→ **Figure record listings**
◇ ◇ ◇
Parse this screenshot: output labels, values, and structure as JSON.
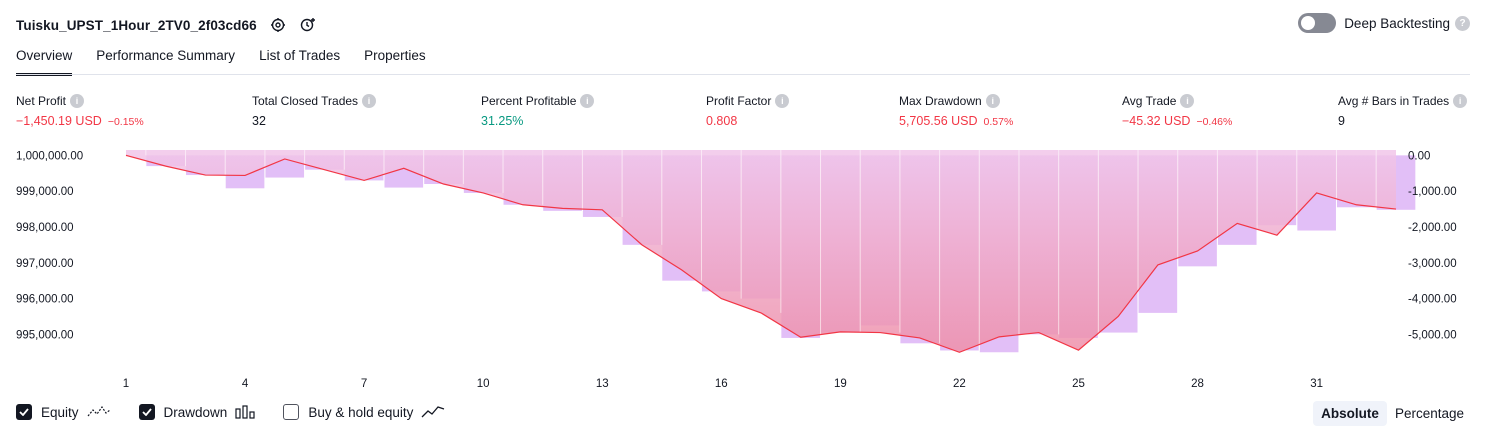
{
  "header": {
    "title": "Tuisku_UPST_1Hour_2TV0_2f03cd66",
    "icons": [
      "settings-icon",
      "add-alert-icon"
    ],
    "deep_backtesting_label": "Deep Backtesting",
    "deep_backtesting_on": false
  },
  "tabs": [
    {
      "label": "Overview",
      "active": true
    },
    {
      "label": "Performance Summary",
      "active": false
    },
    {
      "label": "List of Trades",
      "active": false
    },
    {
      "label": "Properties",
      "active": false
    }
  ],
  "metrics": {
    "net_profit": {
      "label": "Net Profit",
      "value": "−1,450.19 USD",
      "sub": "−0.15%"
    },
    "total_closed_trades": {
      "label": "Total Closed Trades",
      "value": "32"
    },
    "percent_profitable": {
      "label": "Percent Profitable",
      "value": "31.25%"
    },
    "profit_factor": {
      "label": "Profit Factor",
      "value": "0.808"
    },
    "max_drawdown": {
      "label": "Max Drawdown",
      "value": "5,705.56 USD",
      "sub": "0.57%"
    },
    "avg_trade": {
      "label": "Avg Trade",
      "value": "−45.32 USD",
      "sub": "−0.46%"
    },
    "avg_bars": {
      "label": "Avg # Bars in Trades",
      "value": "9"
    }
  },
  "colors": {
    "equity_line": "#f23645",
    "drawdown_bar": "#e2bff7",
    "area_top": "#f1c6ea",
    "area_bottom": "#ee8fa9",
    "profit_green": "#089981",
    "loss_red": "#f23645"
  },
  "chart_data": {
    "type": "line",
    "x": [
      1,
      2,
      3,
      4,
      5,
      6,
      7,
      8,
      9,
      10,
      11,
      12,
      13,
      14,
      15,
      16,
      17,
      18,
      19,
      20,
      21,
      22,
      23,
      24,
      25,
      26,
      27,
      28,
      29,
      30,
      31,
      32,
      33
    ],
    "x_tick_labels": [
      "1",
      "4",
      "7",
      "10",
      "13",
      "16",
      "19",
      "22",
      "25",
      "28",
      "31"
    ],
    "series": [
      {
        "name": "Equity",
        "axis": "left",
        "values": [
          1000000.0,
          999700.0,
          999450.0,
          999440.0,
          999900.0,
          999600.0,
          999300.0,
          999640.0,
          999200.0,
          998950.0,
          998620.0,
          998520.0,
          998480.0,
          997500.0,
          996800.0,
          996000.0,
          995600.0,
          994920.0,
          995070.0,
          995050.0,
          994900.0,
          994500.0,
          994930.0,
          995050.0,
          994560.0,
          995500.0,
          996940.0,
          997330.0,
          998100.0,
          997770.0,
          998950.0,
          998620.0,
          998500.0
        ]
      },
      {
        "name": "Drawdown",
        "axis": "right",
        "type": "bar",
        "values": [
          0,
          -300,
          -550,
          -920,
          -620,
          -400,
          -700,
          -900,
          -800,
          -1050,
          -1380,
          -1550,
          -1720,
          -2500,
          -3500,
          -3800,
          -4000,
          -5100,
          -4950,
          -4750,
          -5250,
          -5450,
          -5500,
          -5000,
          -5100,
          -4950,
          -4400,
          -3100,
          -2500,
          -1950,
          -2100,
          -1450,
          -1520
        ]
      }
    ],
    "left_axis": {
      "ticks": [
        "1,000,000.00",
        "999,000.00",
        "998,000.00",
        "997,000.00",
        "996,000.00",
        "995,000.00"
      ],
      "ylim": [
        994200,
        1000150
      ]
    },
    "right_axis": {
      "ticks": [
        "0.00",
        "-1,000.00",
        "-2,000.00",
        "-3,000.00",
        "-4,000.00",
        "-5,000.00"
      ],
      "ylim": [
        -5800,
        150
      ]
    },
    "grid": false
  },
  "legend": {
    "items": [
      {
        "label": "Equity",
        "checked": true,
        "icon": "equity-line-icon"
      },
      {
        "label": "Drawdown",
        "checked": true,
        "icon": "drawdown-bars-icon"
      },
      {
        "label": "Buy & hold equity",
        "checked": false,
        "icon": "buy-hold-line-icon"
      }
    ]
  },
  "modes": [
    {
      "label": "Absolute",
      "active": true
    },
    {
      "label": "Percentage",
      "active": false
    }
  ]
}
◇ ◇ ◇
→ **Work required**
Pick out all lines containing the string "hold".

→ **The reply**
        "label": "Buy & hold equity",
        "icon": "buy-hold-line-icon"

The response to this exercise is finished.